Scan the records for the string "text"; copy each line where it occurs.

-- begin DATASET EXCERPTS --

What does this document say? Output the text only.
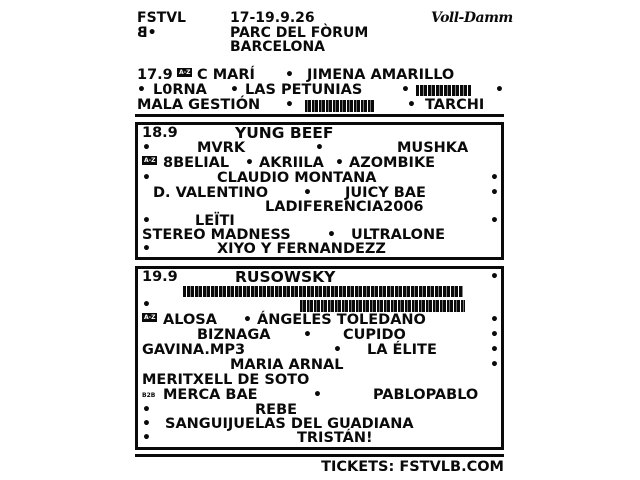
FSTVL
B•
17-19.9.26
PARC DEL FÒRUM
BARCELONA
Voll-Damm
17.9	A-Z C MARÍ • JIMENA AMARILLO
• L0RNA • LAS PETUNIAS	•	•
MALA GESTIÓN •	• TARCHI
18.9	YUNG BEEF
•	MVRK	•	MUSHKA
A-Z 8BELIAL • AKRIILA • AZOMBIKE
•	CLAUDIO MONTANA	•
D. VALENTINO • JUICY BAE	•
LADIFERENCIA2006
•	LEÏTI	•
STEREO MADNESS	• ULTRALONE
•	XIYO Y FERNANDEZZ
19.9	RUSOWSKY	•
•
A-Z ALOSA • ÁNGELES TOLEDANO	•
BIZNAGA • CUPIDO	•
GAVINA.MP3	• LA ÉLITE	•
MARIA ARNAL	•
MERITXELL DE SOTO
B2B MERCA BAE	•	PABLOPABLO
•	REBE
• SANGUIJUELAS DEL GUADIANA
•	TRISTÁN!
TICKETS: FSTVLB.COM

-- end DATASET EXCERPTS --
-- begin DATASET EXCERPTS --

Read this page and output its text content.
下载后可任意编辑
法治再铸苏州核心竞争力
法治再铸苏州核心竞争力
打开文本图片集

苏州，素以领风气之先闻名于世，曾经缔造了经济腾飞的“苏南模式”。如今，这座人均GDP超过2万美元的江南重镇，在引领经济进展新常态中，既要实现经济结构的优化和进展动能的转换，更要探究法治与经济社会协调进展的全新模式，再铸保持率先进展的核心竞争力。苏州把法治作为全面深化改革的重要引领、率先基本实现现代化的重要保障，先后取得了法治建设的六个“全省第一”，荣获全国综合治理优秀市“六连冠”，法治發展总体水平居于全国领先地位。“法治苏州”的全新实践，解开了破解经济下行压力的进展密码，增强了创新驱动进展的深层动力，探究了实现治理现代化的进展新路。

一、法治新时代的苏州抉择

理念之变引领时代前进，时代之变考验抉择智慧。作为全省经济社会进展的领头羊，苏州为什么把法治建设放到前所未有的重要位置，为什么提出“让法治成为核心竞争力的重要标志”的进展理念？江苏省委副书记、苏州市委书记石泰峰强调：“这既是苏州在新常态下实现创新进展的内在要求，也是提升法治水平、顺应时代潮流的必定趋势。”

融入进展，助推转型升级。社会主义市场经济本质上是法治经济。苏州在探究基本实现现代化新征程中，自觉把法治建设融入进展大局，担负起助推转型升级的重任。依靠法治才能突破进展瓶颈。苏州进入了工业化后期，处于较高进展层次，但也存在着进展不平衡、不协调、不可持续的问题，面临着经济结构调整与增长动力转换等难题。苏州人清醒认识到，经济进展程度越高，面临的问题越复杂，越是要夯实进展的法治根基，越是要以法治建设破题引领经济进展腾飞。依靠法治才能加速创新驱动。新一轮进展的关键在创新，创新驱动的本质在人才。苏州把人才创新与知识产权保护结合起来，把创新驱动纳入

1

-- end DATASET EXCERPTS --

OUTPUT OF THE TASK:
What does this document say? Output the text only.
Read this page and output its text content.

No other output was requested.